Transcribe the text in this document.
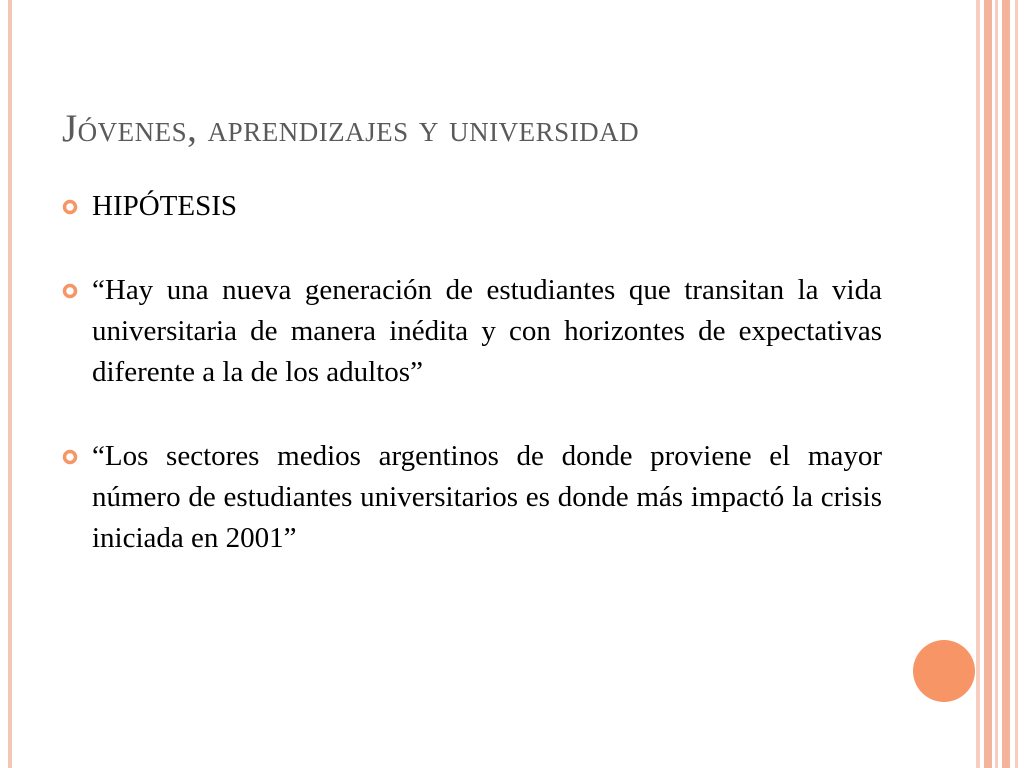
Jóvenes, aprendizajes y universidad
HIPÓTESIS
“Hay una nueva generación de estudiantes que transitan la vida universitaria de manera inédita y con horizontes de expectativas diferente a la de los adultos”
“Los sectores medios argentinos de donde proviene el mayor número de estudiantes universitarios es donde más impactó la crisis iniciada en 2001”
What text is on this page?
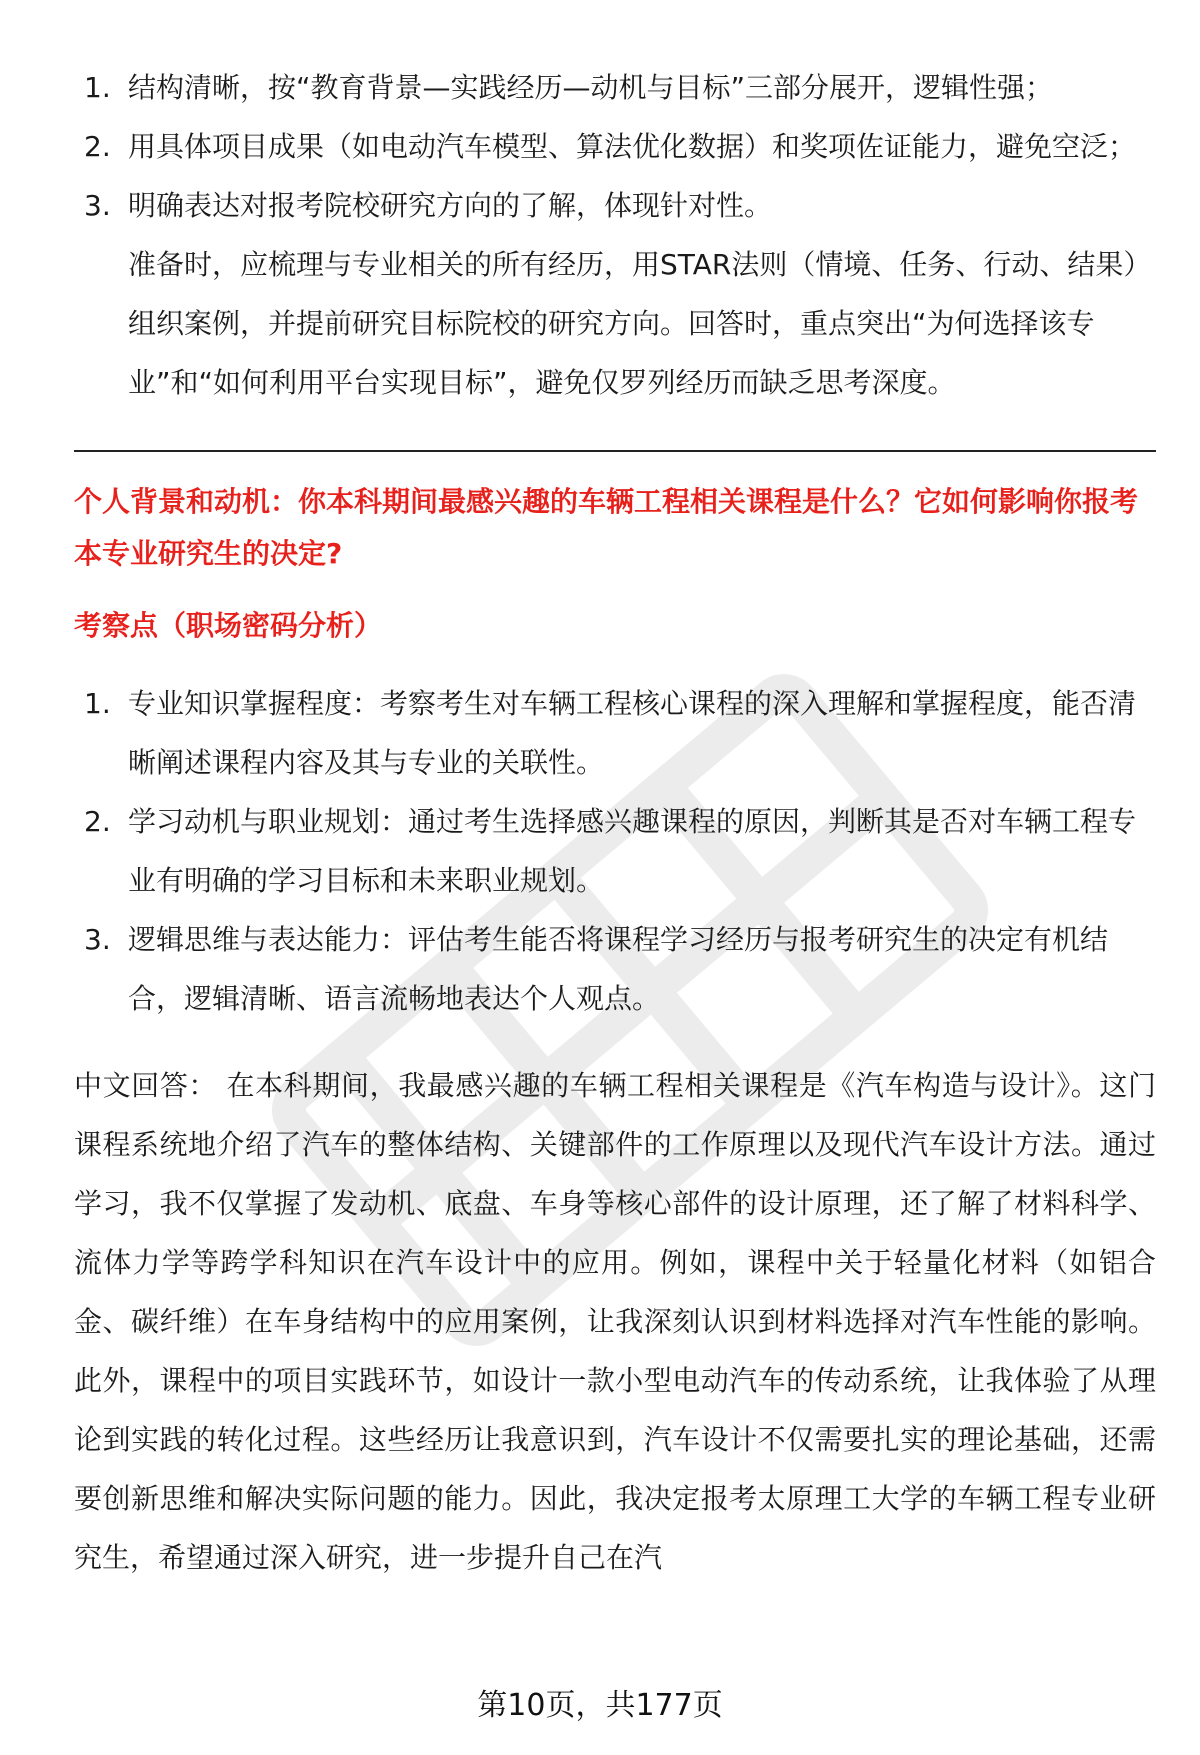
1. 结构清晰，按“教育背景—实践经历—动机与目标”三部分展开，逻辑性强；
2. 用具体项目成果（如电动汽车模型、算法优化数据）和奖项佐证能力，避免空泛；
3. 明确表达对报考院校研究方向的了解，体现针对性。

准备时，应梳理与专业相关的所有经历，用STAR法则（情境、任务、行动、结果）组织案例，并提前研究目标院校的研究方向。回答时，重点突出“为何选择该专业”和“如何利用平台实现目标”，避免仅罗列经历而缺乏思考深度。

个人背景和动机：你本科期间最感兴趣的车辆工程相关课程是什么？它如何影响你报考本专业研究生的决定?

考察点（职场密码分析）

1. 专业知识掌握程度：考察考生对车辆工程核心课程的深入理解和掌握程度，能否清晰阐述课程内容及其与专业的关联性。
2. 学习动机与职业规划：通过考生选择感兴趣课程的原因，判断其是否对车辆工程专业有明确的学习目标和未来职业规划。
3. 逻辑思维与表达能力：评估考生能否将课程学习经历与报考研究生的决定有机结合，逻辑清晰、语言流畅地表达个人观点。

中文回答： 在本科期间，我最感兴趣的车辆工程相关课程是《汽车构造与设计》。这门课程系统地介绍了汽车的整体结构、关键部件的工作原理以及现代汽车设计方法。通过学习，我不仅掌握了发动机、底盘、车身等核心部件的设计原理，还了解了材料科学、流体力学等跨学科知识在汽车设计中的应用。例如，课程中关于轻量化材料（如铝合金、碳纤维）在车身结构中的应用案例，让我深刻认识到材料选择对汽车性能的影响。此外，课程中的项目实践环节，如设计一款小型电动汽车的传动系统，让我体验了从理论到实践的转化过程。这些经历让我意识到，汽车设计不仅需要扎实的理论基础，还需要创新思维和解决实际问题的能力。因此，我决定报考太原理工大学的车辆工程专业研究生，希望通过深入研究，进一步提升自己在汽

第10页，共177页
= = = = = = =
▶ [WHAT THE TASK ASKS]:
Except for the pictures, copy the material above exactly.

▶ [THE ANSWER]:
Transcribe the text in this document.
Jóvenes, aprendizajes y universidad
HIPÓTESIS
“Hay una nueva generación de estudiantes que transitan la vida universitaria de manera inédita y con horizontes de expectativas diferente a la de los adultos”
“Los sectores medios argentinos de donde proviene el mayor número de estudiantes universitarios es donde más impactó la crisis iniciada en 2001”
What text is on this page?
1. 结构清晰，按“教育背景—实践经历—动机与目标”三部分展开，逻辑性强；
2. 用具体项目成果（如电动汽车模型、算法优化数据）和奖项佐证能力，避免空泛；
3. 明确表达对报考院校研究方向的了解，体现针对性。

准备时，应梳理与专业相关的所有经历，用STAR法则（情境、任务、行动、结果）组织案例，并提前研究目标院校的研究方向。回答时，重点突出“为何选择该专业”和“如何利用平台实现目标”，避免仅罗列经历而缺乏思考深度。

个人背景和动机：你本科期间最感兴趣的车辆工程相关课程是什么？它如何影响你报考本专业研究生的决定?

考察点（职场密码分析）

1. 专业知识掌握程度：考察考生对车辆工程核心课程的深入理解和掌握程度，能否清晰阐述课程内容及其与专业的关联性。
2. 学习动机与职业规划：通过考生选择感兴趣课程的原因，判断其是否对车辆工程专业有明确的学习目标和未来职业规划。
3. 逻辑思维与表达能力：评估考生能否将课程学习经历与报考研究生的决定有机结合，逻辑清晰、语言流畅地表达个人观点。

中文回答： 在本科期间，我最感兴趣的车辆工程相关课程是《汽车构造与设计》。这门课程系统地介绍了汽车的整体结构、关键部件的工作原理以及现代汽车设计方法。通过学习，我不仅掌握了发动机、底盘、车身等核心部件的设计原理，还了解了材料科学、流体力学等跨学科知识在汽车设计中的应用。例如，课程中关于轻量化材料（如铝合金、碳纤维）在车身结构中的应用案例，让我深刻认识到材料选择对汽车性能的影响。此外，课程中的项目实践环节，如设计一款小型电动汽车的传动系统，让我体验了从理论到实践的转化过程。这些经历让我意识到，汽车设计不仅需要扎实的理论基础，还需要创新思维和解决实际问题的能力。因此，我决定报考太原理工大学的车辆工程专业研究生，希望通过深入研究，进一步提升自己在汽

第10页，共177页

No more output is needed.